▶ [TEXT PASSAGE]:

2. Documents submitted by the Government
(a) A copy of the letter from the District Gendarmerie Command in Kocayol to the Central Gendarmerie Station, dated 18 June 1997
69. Kocayol District Gendarmerie Command sent a letter to Central Gendarme Station, ordering that various witnesses be summoned to give statements in connection with the investigation in progress.
(b) Report of the gendarmerie investigation into the applicant’s allegations, dated 5 August 1997
70. This report was prepared by a gendarme captain from the District Gendarmerie Command in Kocaköy. It contained the findings of the captain after his investigation into the applicant’s allegations of 31 May 1997. It gave an account of witness statements by villagers, army officers and fire fighters, as well as the investigator’s on-site observations.
71. Between 6 June 1997 and 5 August 1997, the investigator took statements from a total of 14 witnesses, including inhabitants of nearby villages, military officers and fire fighters serving in Kocaköy.
72. Behçet Başaran, Şeyhmuz Çakıştır, Salih Yılmaz, Maaz Yalçınkaya, Ahmet Gezer, Habip Ek, Hüseyin Buğdaycı, Kazım Buğdaycı, Abdulhaluk Ek and Mehmet Yıldız are inhabitants of nearby villages. In their individual statements, Şeyhmuz Çakıştır, Ahmet Gezer, Habip Ek, Hüseyin Buğdaycı, Kazım Buğdaycı and Abdulhaluk Ek pointed out that the inhabitants of Suçıktı had left their homes in 1994 because of the mounting coercion exerted by the PKK. Behçet Başaran, Salih Yılmaz and Maaz Yalçınkaya stated that they had rushed to Suçıktı when they heard about the fire in September 1994. They claimed that the fire fighters and village guards had made every effort to put the fire out and that they had not seen any soldier nor had they heard a rumour that soldiers and village guards had started the fire. Mr Başaran, Mr Yılmaz, Mr Yalçınkaya and Mr Gezer further stated that they believed that the fire had stemmed from the burning of wheat stubble.
73. Mehmet Kaya and Abdullah Efe are fire fighters in Kocaköy. In their individual statements, these witnesses explained that they had rushed to Suçıktı immediately after the Mayor’s office had informed them about the fire. They submitted that, despite all efforts, the fire had got out of control and had burned the village, together with some parts of the neighbouring villages. They added that gendarmes and village guards could not have started the fire as there were no soldiers in the area and the village guards were the ones making the most fervent efforts to extinguish the fire.
74. Mustafa Kalfa and Kazım Çelik were gendarme officers. In their separate statements, they asserted that all gendarme operations had been recorded in a book on a daily basis but that there was no record of any operation on 22 December 1995 in Suçıktı. Mr Çelik explained that gendarmes had had no reason to go to Suçıktı as the inhabitants had already abandoned that village. Mr Çelik added that most houses in Suçıktı had been built of adobe, which would explain their natural deterioration over the years.

▶ [DATA ROWS]:

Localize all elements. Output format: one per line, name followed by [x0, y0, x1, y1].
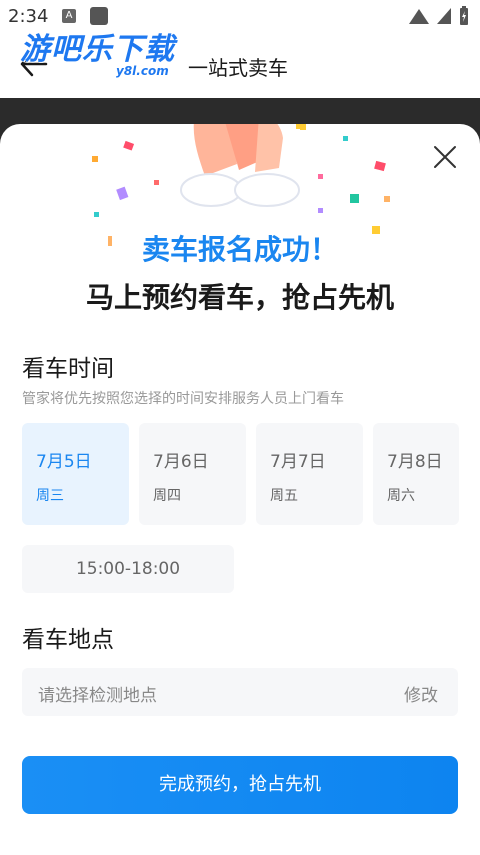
cellular-icon [437, 8, 451, 24]
date-label: 7月5日 [36, 452, 92, 472]
close-icon [434, 146, 456, 168]
success-subheadline: 马上预约看车，抢占先机 [85, 281, 394, 314]
watermark-sub: y8l.com [116, 64, 169, 78]
date-option[interactable]: 7月7日 周五 [256, 423, 363, 525]
close-button[interactable] [430, 142, 460, 172]
date-label: 7月7日 [270, 452, 326, 472]
weekday-label: 周五 [270, 488, 298, 504]
clapping-hands-icon [180, 124, 300, 207]
viewing-location-title: 看车地点 [22, 627, 114, 653]
weekday-label: 周三 [36, 488, 64, 504]
weekday-label: 周四 [153, 488, 181, 504]
time-slot-option[interactable]: 15:00-18:00 [22, 545, 234, 593]
viewing-time-title: 看车时间 [22, 356, 114, 382]
success-headline: 卖车报名成功！ [141, 233, 338, 266]
signal-icon [409, 9, 429, 24]
notification-a-icon: A [62, 9, 76, 23]
location-placeholder: 请选择检测地点 [38, 686, 157, 706]
watermark-logo: 游吧乐下载 y8l.com [20, 24, 190, 84]
location-edit-button[interactable]: 修改 [404, 681, 438, 706]
date-option[interactable]: 7月8日 周六 [373, 423, 459, 525]
watermark-text: 游吧乐下载 [20, 32, 175, 67]
status-icons [408, 6, 470, 26]
battery-icon [460, 6, 468, 25]
weekday-label: 周六 [387, 488, 415, 504]
booking-sheet: 卖车报名成功！ 马上预约看车，抢占先机 看车时间 管家将优先按照您选择的时间安排… [0, 124, 480, 855]
page-title: 一站式卖车 [188, 56, 288, 80]
date-label: 7月6日 [153, 452, 209, 472]
date-option[interactable]: 7月6日 周四 [139, 423, 246, 525]
submit-booking-button[interactable]: 完成预约，抢占先机 [22, 756, 458, 814]
date-label: 7月8日 [387, 452, 443, 472]
date-option[interactable]: 7月5日 周三 [22, 423, 129, 525]
notification-square-icon [90, 7, 108, 25]
location-selector[interactable]: 请选择检测地点 修改 [22, 668, 458, 716]
viewing-time-description: 管家将优先按照您选择的时间安排服务人员上门看车 [22, 391, 344, 407]
nav-bar: 游吧乐下载 y8l.com 一站式卖车 [0, 32, 480, 98]
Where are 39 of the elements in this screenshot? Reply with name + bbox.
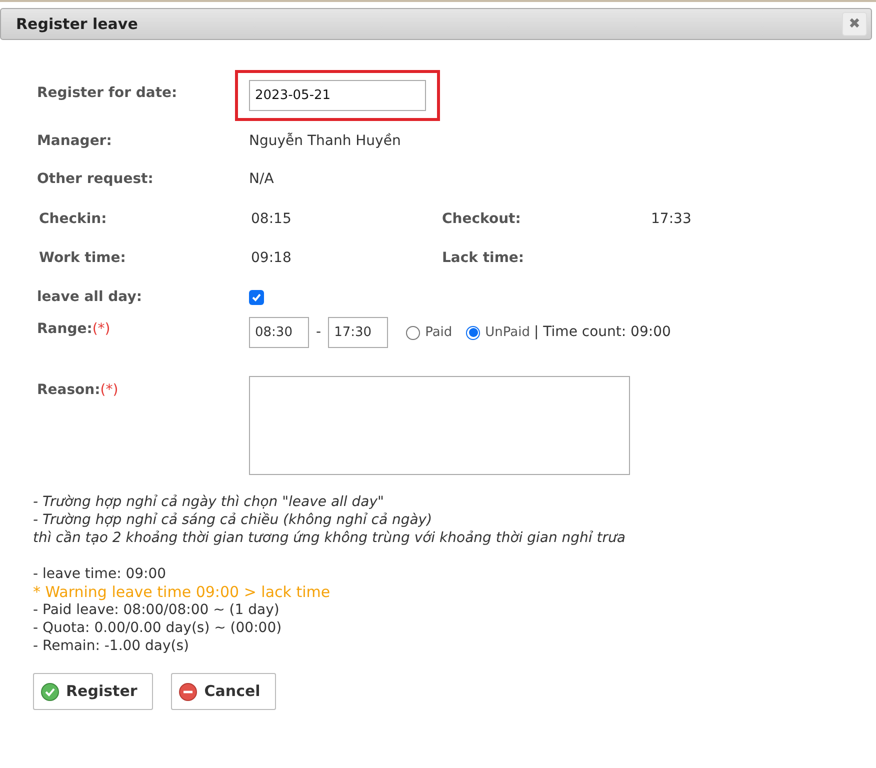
cancel-button[interactable]: Cancel: [171, 673, 276, 710]
time-count: | Time count: 09:00: [534, 323, 671, 342]
date-field[interactable]: 2023-05-21: [249, 80, 426, 111]
close-button[interactable]: ✖: [842, 12, 867, 36]
note-text: - Trường hợp nghỉ cả ngày thì chọn "leave all day": [33, 493, 384, 511]
check-icon: [41, 682, 59, 700]
range-separator: -: [315, 323, 322, 342]
checkbox[interactable]: [249, 290, 264, 305]
field-value: 17:33: [651, 210, 692, 229]
field-label: Work time:: [39, 249, 127, 268]
checkmark-icon: [251, 292, 262, 303]
field-label: leave all day:: [37, 288, 143, 307]
minus-icon: [179, 682, 198, 700]
field-value: Nguyễn Thanh Huyền: [249, 132, 401, 150]
field-value: 09:18: [251, 249, 292, 268]
field-label: Checkin:: [39, 210, 108, 229]
field-label: Manager:: [37, 132, 113, 150]
summary-text: - Paid leave: 08:00/08:00 ~ (1 day): [33, 601, 280, 619]
dialog-title: Register leave: [16, 14, 138, 35]
field-value: N/A: [249, 170, 274, 188]
field-label: Lack time:: [442, 249, 526, 268]
field-label: Range:(*): [37, 320, 112, 339]
field-label: Register for date:: [37, 84, 178, 103]
radio-option[interactable]: UnPaid: [466, 322, 530, 342]
field-label: Reason:(*): [37, 381, 120, 400]
field-label: Checkout:: [442, 210, 522, 229]
note-text: - Trường hợp nghỉ cả sáng cả chiều (không nghỉ cả ngày): [33, 511, 432, 529]
radio-option[interactable]: Paid: [406, 322, 452, 342]
field-label: Other request:: [37, 170, 154, 188]
note-text: thì cần tạo 2 khoảng thời gian tương ứng không trùng với khoảng thời gian nghỉ trưa: [33, 529, 626, 547]
register-button[interactable]: Register: [33, 673, 154, 710]
warning-text: * Warning leave time 09:00 > lack time: [33, 583, 330, 601]
summary-text: - Quota: 0.00/0.00 day(s) ~ (00:00): [33, 619, 282, 637]
time-field[interactable]: 08:30: [249, 317, 309, 348]
time-field[interactable]: 17:30: [328, 317, 388, 348]
summary-text: - leave time: 09:00: [33, 565, 166, 583]
field-value: 08:15: [251, 210, 292, 229]
summary-text: - Remain: -1.00 day(s): [33, 637, 190, 655]
reason-field[interactable]: [249, 376, 630, 475]
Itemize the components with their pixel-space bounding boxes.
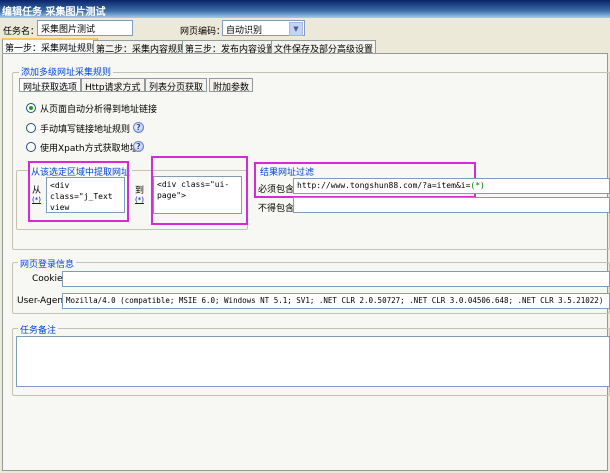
radio-xpath-dot[interactable] [26,142,36,152]
radio-manual-rule-label: 手动填写链接地址规则 [40,125,131,135]
help-icon[interactable]: ? [133,141,144,152]
user-agent-input[interactable]: Mozilla/4.0 (compatible; MSIE 6.0; Windo… [62,293,610,309]
radio-xpath[interactable]: 使用Xpath方式获取地址 [26,141,226,154]
filter-group-title: 结果网址过滤 [258,165,317,178]
subtab-url-options[interactable]: 网址获取选项 [19,78,82,93]
start-marker-input[interactable]: <div class="j_Text view clearfix"> [46,177,125,213]
to-token-link[interactable]: (*) [135,196,144,204]
radio-xpath-label: 使用Xpath方式获取地址 [40,144,139,154]
cookie-input[interactable] [62,271,610,287]
encoding-value: 自动识别 [226,26,263,36]
from-token-link[interactable]: (*) [32,196,41,204]
notes-textarea[interactable] [16,336,610,387]
subtab-extra-params[interactable]: 附加参数 [209,78,254,93]
must-include-value: http://www.tongshun88.com/?a=item&i= [297,181,471,190]
task-name-label: 任务名： [3,27,40,37]
task-name-input[interactable]: 采集图片测试 [37,20,133,36]
to-label: 到 [135,186,145,196]
subtab-extra-params-label: 附加参数 [213,83,250,93]
login-group-title: 网页登录信息 [18,257,77,270]
subtab-list-paging-label: 列表分页获取 [149,83,204,93]
from-label: 从 [32,186,42,196]
notes-group-title: 任务备注 [18,323,59,336]
window-titlebar: 编辑任务 采集图片测试 [0,0,610,18]
subtab-http-method[interactable]: Http请求方式 [81,78,145,93]
chevron-down-icon[interactable]: ▼ [289,22,303,36]
cookie-label: Cookie [32,274,63,284]
radio-auto-analyze-dot[interactable] [26,103,36,113]
subtab-http-method-label: Http请求方式 [85,83,141,93]
tab-step3[interactable]: 第三步：发布内容设置 [182,40,279,55]
help-icon[interactable]: ? [133,122,144,133]
subtab-list-paging[interactable]: 列表分页获取 [145,78,208,93]
radio-auto-analyze[interactable]: 从页面自动分析得到地址链接 [26,102,226,115]
tab-advanced[interactable]: 文件保存及部分高级设置 [271,40,377,55]
encoding-select[interactable]: 自动识别 ▼ [222,20,305,36]
encoding-label: 网页编码： [180,27,226,37]
tab-step2[interactable]: 第二步：采集内容规则 [93,40,190,55]
subtab-url-options-label: 网址获取选项 [23,83,78,93]
window-title: 编辑任务 采集图片测试 [2,7,106,18]
must-include-input[interactable]: http://www.tongshun88.com/?a=item&i=(*) [293,178,610,194]
end-marker-input[interactable]: <div class="ui-page"> [153,176,242,214]
must-include-token: (*) [470,181,485,190]
radio-auto-analyze-label: 从页面自动分析得到地址链接 [40,105,158,115]
tab-step1[interactable]: 第一步：采集网址规则 [2,38,99,54]
exclude-label: 不得包含 [258,204,295,214]
rules-group-title: 添加多级网址采集规则 [19,65,114,78]
radio-manual-rule[interactable]: 手动填写链接地址规则 [26,122,226,135]
must-include-label: 必须包含 [258,185,295,195]
user-agent-label: User-Agent [17,296,67,306]
exclude-input[interactable] [293,197,610,213]
radio-manual-rule-dot[interactable] [26,123,36,133]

▶ [EXERCISE OBJECTIVE]:
Write out everything in the text on the gendarmerie investigation from "2. Documents submitted" down to "investigation in progress.", substituting "message" for "letter". The entries are separate material and are not part of the text on the gendarmerie investigation.

▶ [OUTPUT]:
2. Documents submitted by the Government
(a) A copy of the message from the District Gendarmerie Command in Kocayol to the Central Gendarmerie Station, dated 18 June 1997
69. Kocayol District Gendarmerie Command sent a message to Central Gendarme Station, ordering that various witnesses be summoned to give statements in connection with the investigation in progress.